# Exercise directions
Omit the pictures, then write out every entry exactly as it reads.

# Material to process
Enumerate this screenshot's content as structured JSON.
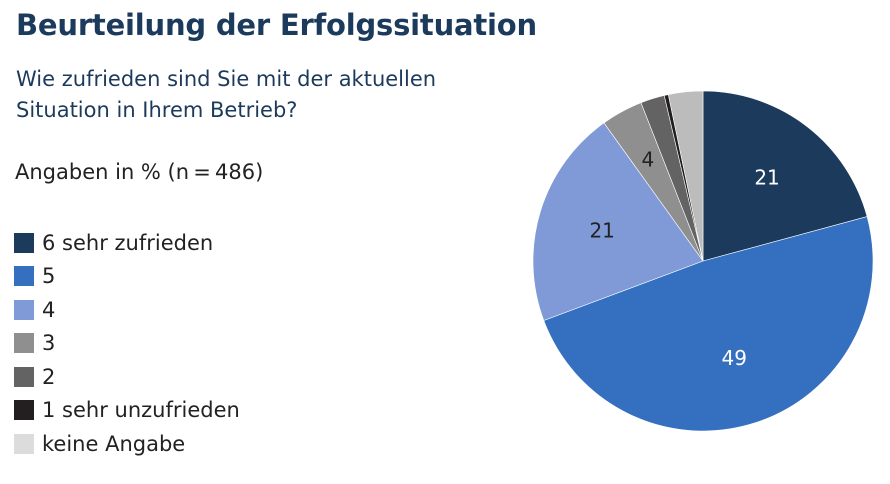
{
  "title": "Beurteilung der Erfolgssituation",
  "subtitle_lines": [
    "Wie zufrieden sind Sie mit der aktuellen",
    "Situation in Ihrem Betrieb?"
  ],
  "note": "Angaben in % (n = 486)",
  "chart_data": {
    "type": "pie",
    "title": "Beurteilung der Erfolgssituation",
    "subtitle": "Wie zufrieden sind Sie mit der aktuellen Situation in Ihrem Betrieb?",
    "unit": "%",
    "n": 486,
    "legend_position": "left",
    "start_angle": "12 o'clock",
    "direction": "clockwise",
    "slices": [
      {
        "label": "6 sehr zufrieden",
        "value": 21,
        "color": "#1c3a5c",
        "data_label": "21",
        "label_color": "#ffffff"
      },
      {
        "label": "5",
        "value": 49,
        "color": "#3570c0",
        "data_label": "49",
        "label_color": "#ffffff"
      },
      {
        "label": "4",
        "value": 21,
        "color": "#7f9ad6",
        "data_label": "21",
        "label_color": "#222222"
      },
      {
        "label": "3",
        "value": 4,
        "color": "#8f8f8f",
        "data_label": "4",
        "label_color": "#222222"
      },
      {
        "label": "2",
        "value": 2.3,
        "color": "#636363",
        "data_label": "",
        "label_color": "#ffffff"
      },
      {
        "label": "1 sehr unzufrieden",
        "value": 0.4,
        "color": "#231f20",
        "data_label": "",
        "label_color": "#ffffff"
      },
      {
        "label": "keine Angabe",
        "value": 3.3,
        "color": "#bcbcbc",
        "legend_color": "#dcdcdc",
        "data_label": "",
        "label_color": "#222222"
      }
    ]
  }
}
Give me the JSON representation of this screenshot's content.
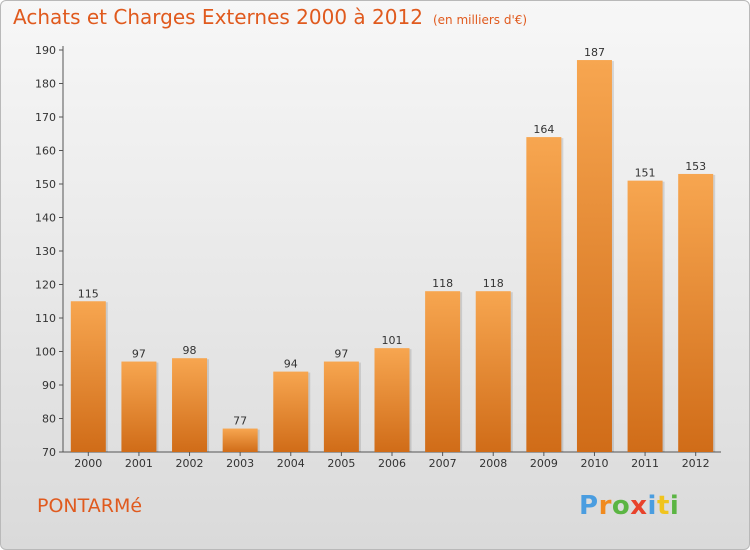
{
  "header": {
    "title": "Achats et Charges Externes 2000 à 2012",
    "unit": "(en milliers d'€)"
  },
  "footer": {
    "commune": "PONTARMé",
    "brand": [
      "P",
      "r",
      "o",
      "x",
      "i",
      "t",
      "i"
    ]
  },
  "colors": {
    "accent": "#e05a1e",
    "bar_top": "#f7a650",
    "bar_bottom": "#d06c18",
    "brand_letters": [
      "#4a9de0",
      "#f08a1e",
      "#5bb543",
      "#e8422b",
      "#4a9de0",
      "#f0c41e",
      "#5bb543"
    ]
  },
  "chart_data": {
    "type": "bar",
    "categories": [
      "2000",
      "2001",
      "2002",
      "2003",
      "2004",
      "2005",
      "2006",
      "2007",
      "2008",
      "2009",
      "2010",
      "2011",
      "2012"
    ],
    "values": [
      115,
      97,
      98,
      77,
      94,
      97,
      101,
      118,
      118,
      164,
      187,
      151,
      153
    ],
    "ylim": [
      70,
      190
    ],
    "yticks": [
      70,
      80,
      90,
      100,
      110,
      120,
      130,
      140,
      150,
      160,
      170,
      180,
      190
    ],
    "grid": false,
    "data_labels": true
  }
}
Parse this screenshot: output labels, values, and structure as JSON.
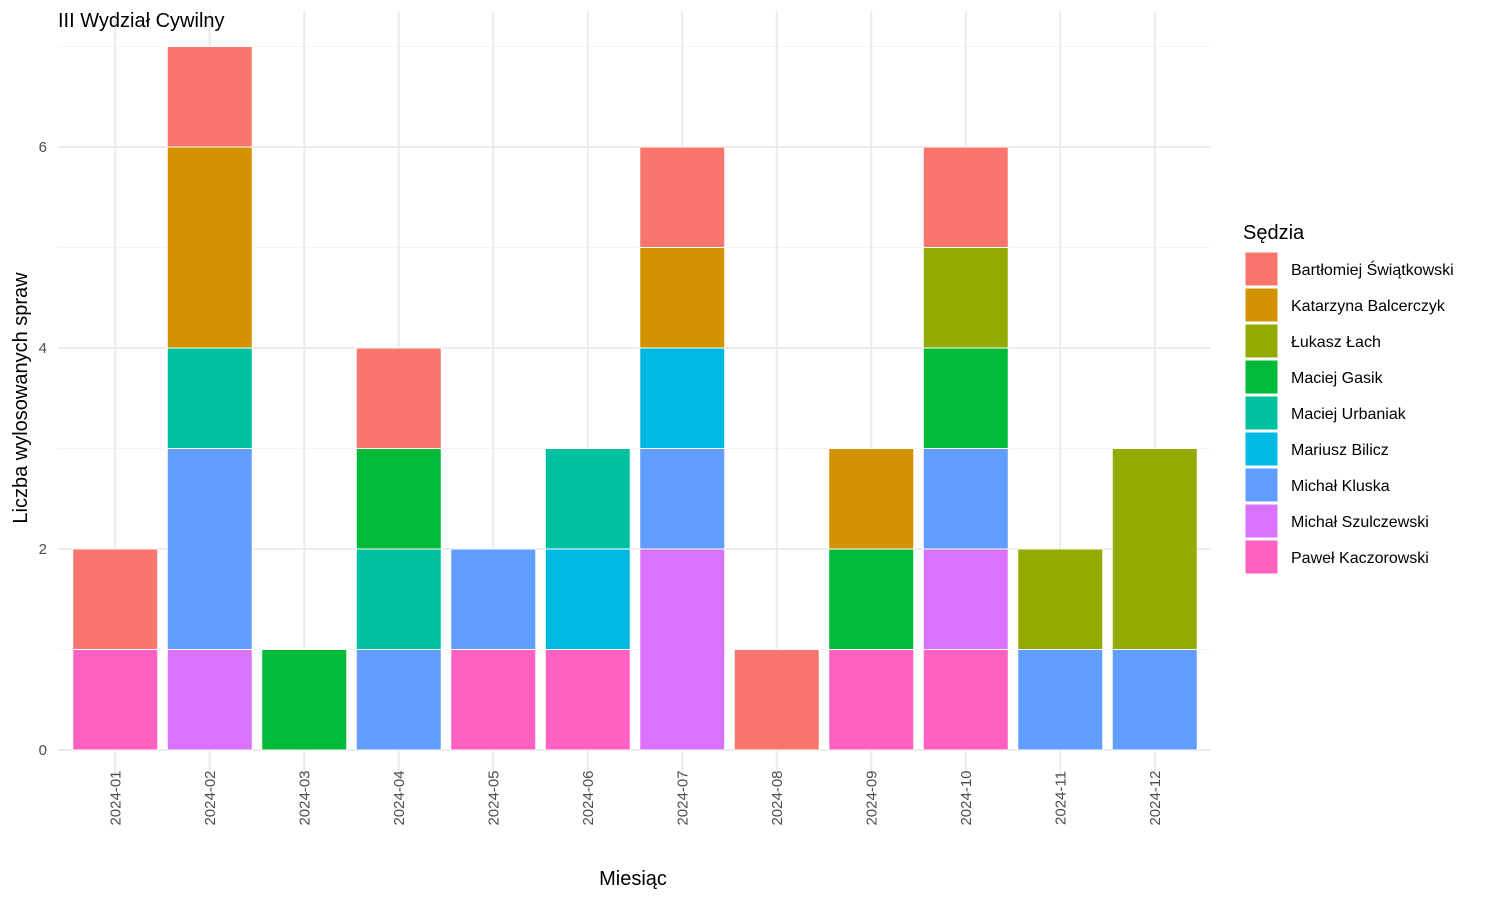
{
  "chart_data": {
    "type": "bar",
    "stacked": true,
    "title": "III Wydział Cywilny",
    "xlabel": "Miesiąc",
    "ylabel": "Liczba wylosowanych spraw",
    "ylim": [
      0,
      7
    ],
    "yticks": [
      0,
      2,
      4,
      6
    ],
    "grid": true,
    "legend_position": "right",
    "legend_title": "Sędzia",
    "categories": [
      "2024-01",
      "2024-02",
      "2024-03",
      "2024-04",
      "2024-05",
      "2024-06",
      "2024-07",
      "2024-08",
      "2024-09",
      "2024-10",
      "2024-11",
      "2024-12"
    ],
    "stack_order": [
      "Paweł Kaczorowski",
      "Michał Szulczewski",
      "Michał Kluska",
      "Mariusz Bilicz",
      "Maciej Urbaniak",
      "Maciej Gasik",
      "Łukasz Łach",
      "Katarzyna Balcerczyk",
      "Bartłomiej Świątkowski"
    ],
    "series": [
      {
        "name": "Bartłomiej Świątkowski",
        "color": "#F8766D",
        "values": [
          1,
          1,
          0,
          1,
          0,
          0,
          1,
          1,
          0,
          1,
          0,
          0
        ]
      },
      {
        "name": "Katarzyna Balcerczyk",
        "color": "#D39200",
        "values": [
          0,
          2,
          0,
          0,
          0,
          0,
          1,
          0,
          1,
          0,
          0,
          0
        ]
      },
      {
        "name": "Łukasz Łach",
        "color": "#93AA00",
        "values": [
          0,
          0,
          0,
          0,
          0,
          0,
          0,
          0,
          0,
          1,
          1,
          2
        ]
      },
      {
        "name": "Maciej Gasik",
        "color": "#00BA38",
        "values": [
          0,
          0,
          1,
          1,
          0,
          0,
          0,
          0,
          1,
          1,
          0,
          0
        ]
      },
      {
        "name": "Maciej Urbaniak",
        "color": "#00C19F",
        "values": [
          0,
          1,
          0,
          1,
          0,
          1,
          0,
          0,
          0,
          0,
          0,
          0
        ]
      },
      {
        "name": "Mariusz Bilicz",
        "color": "#00B9E3",
        "values": [
          0,
          0,
          0,
          0,
          0,
          1,
          1,
          0,
          0,
          0,
          0,
          0
        ]
      },
      {
        "name": "Michał Kluska",
        "color": "#619CFF",
        "values": [
          0,
          2,
          0,
          1,
          1,
          0,
          1,
          0,
          0,
          1,
          1,
          1
        ]
      },
      {
        "name": "Michał Szulczewski",
        "color": "#DB72FB",
        "values": [
          0,
          1,
          0,
          0,
          0,
          0,
          2,
          0,
          0,
          1,
          0,
          0
        ]
      },
      {
        "name": "Paweł Kaczorowski",
        "color": "#FF61C3",
        "values": [
          1,
          0,
          0,
          0,
          1,
          1,
          0,
          0,
          1,
          1,
          0,
          0
        ]
      }
    ]
  }
}
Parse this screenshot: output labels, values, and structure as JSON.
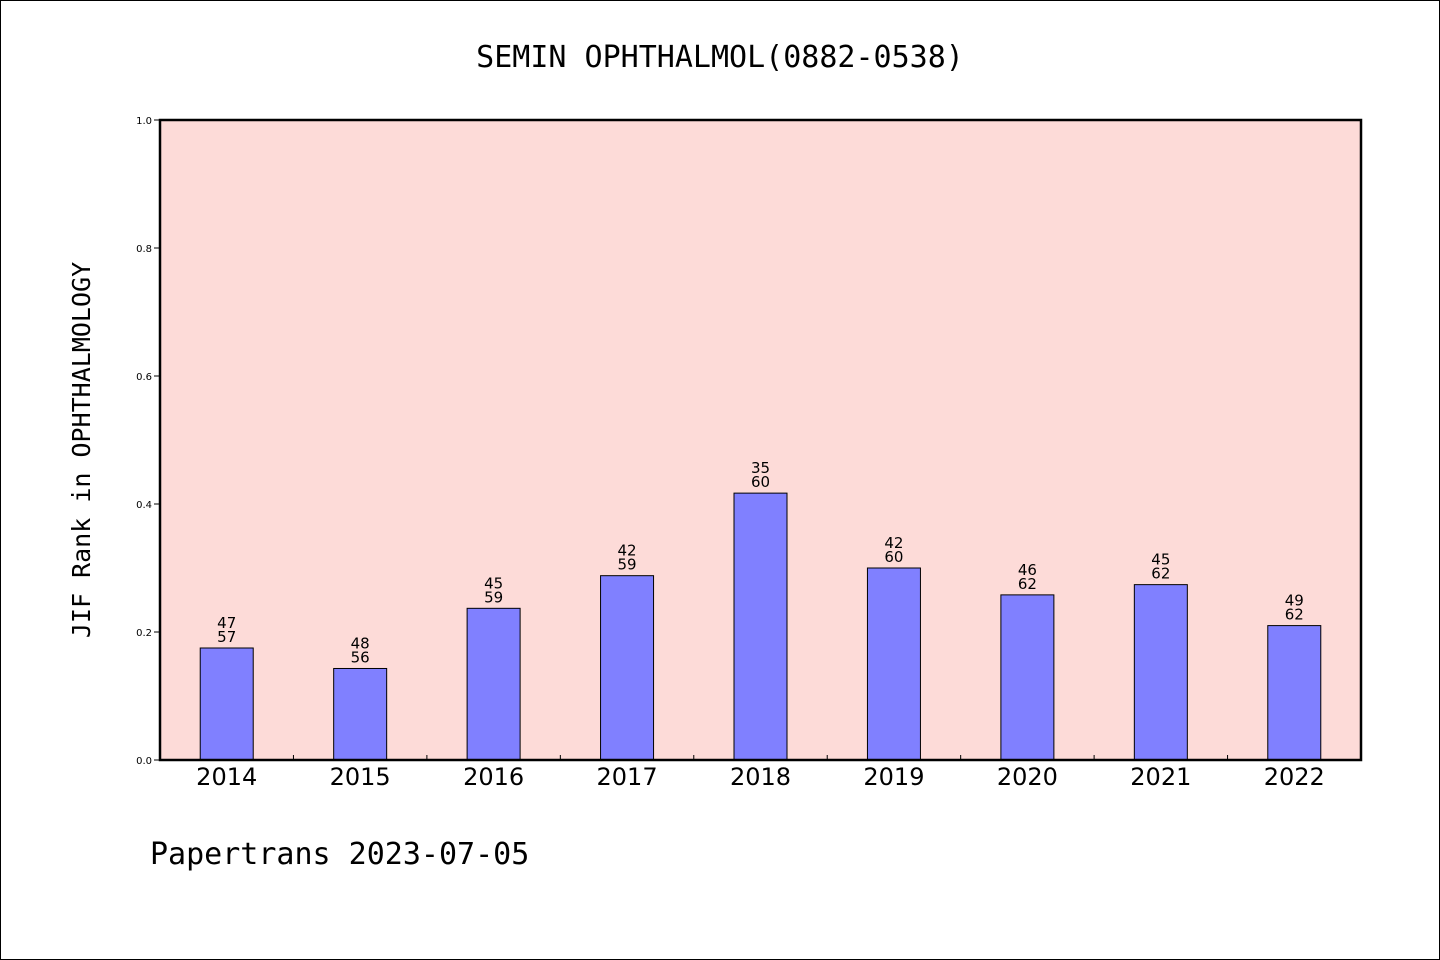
{
  "chart_data": {
    "type": "bar",
    "title": "SEMIN OPHTHALMOL(0882-0538)",
    "ylabel": "JIF Rank in OPHTHALMOLOGY",
    "xlabel": "",
    "footer": "Papertrans 2023-07-05",
    "categories": [
      "2014",
      "2015",
      "2016",
      "2017",
      "2018",
      "2019",
      "2020",
      "2021",
      "2022"
    ],
    "ranks": [
      "47",
      "48",
      "45",
      "42",
      "35",
      "42",
      "46",
      "45",
      "49"
    ],
    "totals": [
      "57",
      "56",
      "59",
      "59",
      "60",
      "60",
      "62",
      "62",
      "62"
    ],
    "values": [
      0.175,
      0.143,
      0.237,
      0.288,
      0.417,
      0.3,
      0.258,
      0.274,
      0.21
    ],
    "ylim": [
      0.0,
      1.0
    ],
    "yticks": [
      "0.0",
      "0.2",
      "0.4",
      "0.6",
      "0.8",
      "1.0"
    ],
    "grid": false,
    "legend": "none",
    "colors": {
      "plot_background": "#fddbd8",
      "bar_fill": "#8080ff",
      "bar_stroke": "#000000",
      "axis": "#000000"
    }
  }
}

# Exercise solution
Enumerate this screenshot's content as structured JSON.
{
  "title": "Beurteilung der Erfolgssituation",
  "subtitle_lines": [
    "Wie zufrieden sind Sie mit der aktuellen",
    "Situation in Ihrem Betrieb?"
  ],
  "note": "Angaben in % (n = 486)",
  "chart_data": {
    "type": "pie",
    "title": "Beurteilung der Erfolgssituation",
    "subtitle": "Wie zufrieden sind Sie mit der aktuellen Situation in Ihrem Betrieb?",
    "unit": "%",
    "n": 486,
    "legend_position": "left",
    "start_angle": "12 o'clock",
    "direction": "clockwise",
    "slices": [
      {
        "label": "6 sehr zufrieden",
        "value": 21,
        "color": "#1c3a5c",
        "data_label": "21",
        "label_color": "#ffffff"
      },
      {
        "label": "5",
        "value": 49,
        "color": "#3570c0",
        "data_label": "49",
        "label_color": "#ffffff"
      },
      {
        "label": "4",
        "value": 21,
        "color": "#7f9ad6",
        "data_label": "21",
        "label_color": "#222222"
      },
      {
        "label": "3",
        "value": 4,
        "color": "#8f8f8f",
        "data_label": "4",
        "label_color": "#222222"
      },
      {
        "label": "2",
        "value": 2.3,
        "color": "#636363",
        "data_label": "",
        "label_color": "#ffffff"
      },
      {
        "label": "1 sehr unzufrieden",
        "value": 0.4,
        "color": "#231f20",
        "data_label": "",
        "label_color": "#ffffff"
      },
      {
        "label": "keine Angabe",
        "value": 3.3,
        "color": "#bcbcbc",
        "legend_color": "#dcdcdc",
        "data_label": "",
        "label_color": "#222222"
      }
    ]
  }
}
Give me the JSON representation of this screenshot's content.
{
  "header": {
    "title": "Achats et Charges Externes 2000 à 2012",
    "unit": "(en milliers d'€)"
  },
  "footer": {
    "commune": "PONTARMé",
    "brand": [
      "P",
      "r",
      "o",
      "x",
      "i",
      "t",
      "i"
    ]
  },
  "colors": {
    "accent": "#e05a1e",
    "bar_top": "#f7a650",
    "bar_bottom": "#d06c18",
    "brand_letters": [
      "#4a9de0",
      "#f08a1e",
      "#5bb543",
      "#e8422b",
      "#4a9de0",
      "#f0c41e",
      "#5bb543"
    ]
  },
  "chart_data": {
    "type": "bar",
    "categories": [
      "2000",
      "2001",
      "2002",
      "2003",
      "2004",
      "2005",
      "2006",
      "2007",
      "2008",
      "2009",
      "2010",
      "2011",
      "2012"
    ],
    "values": [
      115,
      97,
      98,
      77,
      94,
      97,
      101,
      118,
      118,
      164,
      187,
      151,
      153
    ],
    "ylim": [
      70,
      190
    ],
    "yticks": [
      70,
      80,
      90,
      100,
      110,
      120,
      130,
      140,
      150,
      160,
      170,
      180,
      190
    ],
    "grid": false,
    "data_labels": true
  }
}
Parse this screenshot: output labels, values, and structure as JSON.
{
  "chart_data": {
    "type": "bar",
    "stacked": true,
    "title": "III Wydział Cywilny",
    "xlabel": "Miesiąc",
    "ylabel": "Liczba wylosowanych spraw",
    "ylim": [
      0,
      7
    ],
    "yticks": [
      0,
      2,
      4,
      6
    ],
    "grid": true,
    "legend_position": "right",
    "legend_title": "Sędzia",
    "categories": [
      "2024-01",
      "2024-02",
      "2024-03",
      "2024-04",
      "2024-05",
      "2024-06",
      "2024-07",
      "2024-08",
      "2024-09",
      "2024-10",
      "2024-11",
      "2024-12"
    ],
    "stack_order": [
      "Paweł Kaczorowski",
      "Michał Szulczewski",
      "Michał Kluska",
      "Mariusz Bilicz",
      "Maciej Urbaniak",
      "Maciej Gasik",
      "Łukasz Łach",
      "Katarzyna Balcerczyk",
      "Bartłomiej Świątkowski"
    ],
    "series": [
      {
        "name": "Bartłomiej Świątkowski",
        "color": "#F8766D",
        "values": [
          1,
          1,
          0,
          1,
          0,
          0,
          1,
          1,
          0,
          1,
          0,
          0
        ]
      },
      {
        "name": "Katarzyna Balcerczyk",
        "color": "#D39200",
        "values": [
          0,
          2,
          0,
          0,
          0,
          0,
          1,
          0,
          1,
          0,
          0,
          0
        ]
      },
      {
        "name": "Łukasz Łach",
        "color": "#93AA00",
        "values": [
          0,
          0,
          0,
          0,
          0,
          0,
          0,
          0,
          0,
          1,
          1,
          2
        ]
      },
      {
        "name": "Maciej Gasik",
        "color": "#00BA38",
        "values": [
          0,
          0,
          1,
          1,
          0,
          0,
          0,
          0,
          1,
          1,
          0,
          0
        ]
      },
      {
        "name": "Maciej Urbaniak",
        "color": "#00C19F",
        "values": [
          0,
          1,
          0,
          1,
          0,
          1,
          0,
          0,
          0,
          0,
          0,
          0
        ]
      },
      {
        "name": "Mariusz Bilicz",
        "color": "#00B9E3",
        "values": [
          0,
          0,
          0,
          0,
          0,
          1,
          1,
          0,
          0,
          0,
          0,
          0
        ]
      },
      {
        "name": "Michał Kluska",
        "color": "#619CFF",
        "values": [
          0,
          2,
          0,
          1,
          1,
          0,
          1,
          0,
          0,
          1,
          1,
          1
        ]
      },
      {
        "name": "Michał Szulczewski",
        "color": "#DB72FB",
        "values": [
          0,
          1,
          0,
          0,
          0,
          0,
          2,
          0,
          0,
          1,
          0,
          0
        ]
      },
      {
        "name": "Paweł Kaczorowski",
        "color": "#FF61C3",
        "values": [
          1,
          0,
          0,
          0,
          1,
          1,
          0,
          0,
          1,
          1,
          0,
          0
        ]
      }
    ]
  }
}
Parse this screenshot: output labels, values, and structure as JSON.
{
  "chart_data": {
    "type": "bar",
    "title": "SEMIN OPHTHALMOL(0882-0538)",
    "ylabel": "JIF Rank in OPHTHALMOLOGY",
    "xlabel": "",
    "footer": "Papertrans 2023-07-05",
    "categories": [
      "2014",
      "2015",
      "2016",
      "2017",
      "2018",
      "2019",
      "2020",
      "2021",
      "2022"
    ],
    "ranks": [
      "47",
      "48",
      "45",
      "42",
      "35",
      "42",
      "46",
      "45",
      "49"
    ],
    "totals": [
      "57",
      "56",
      "59",
      "59",
      "60",
      "60",
      "62",
      "62",
      "62"
    ],
    "values": [
      0.175,
      0.143,
      0.237,
      0.288,
      0.417,
      0.3,
      0.258,
      0.274,
      0.21
    ],
    "ylim": [
      0.0,
      1.0
    ],
    "yticks": [
      "0.0",
      "0.2",
      "0.4",
      "0.6",
      "0.8",
      "1.0"
    ],
    "grid": false,
    "legend": "none",
    "colors": {
      "plot_background": "#fddbd8",
      "bar_fill": "#8080ff",
      "bar_stroke": "#000000",
      "axis": "#000000"
    }
  }
}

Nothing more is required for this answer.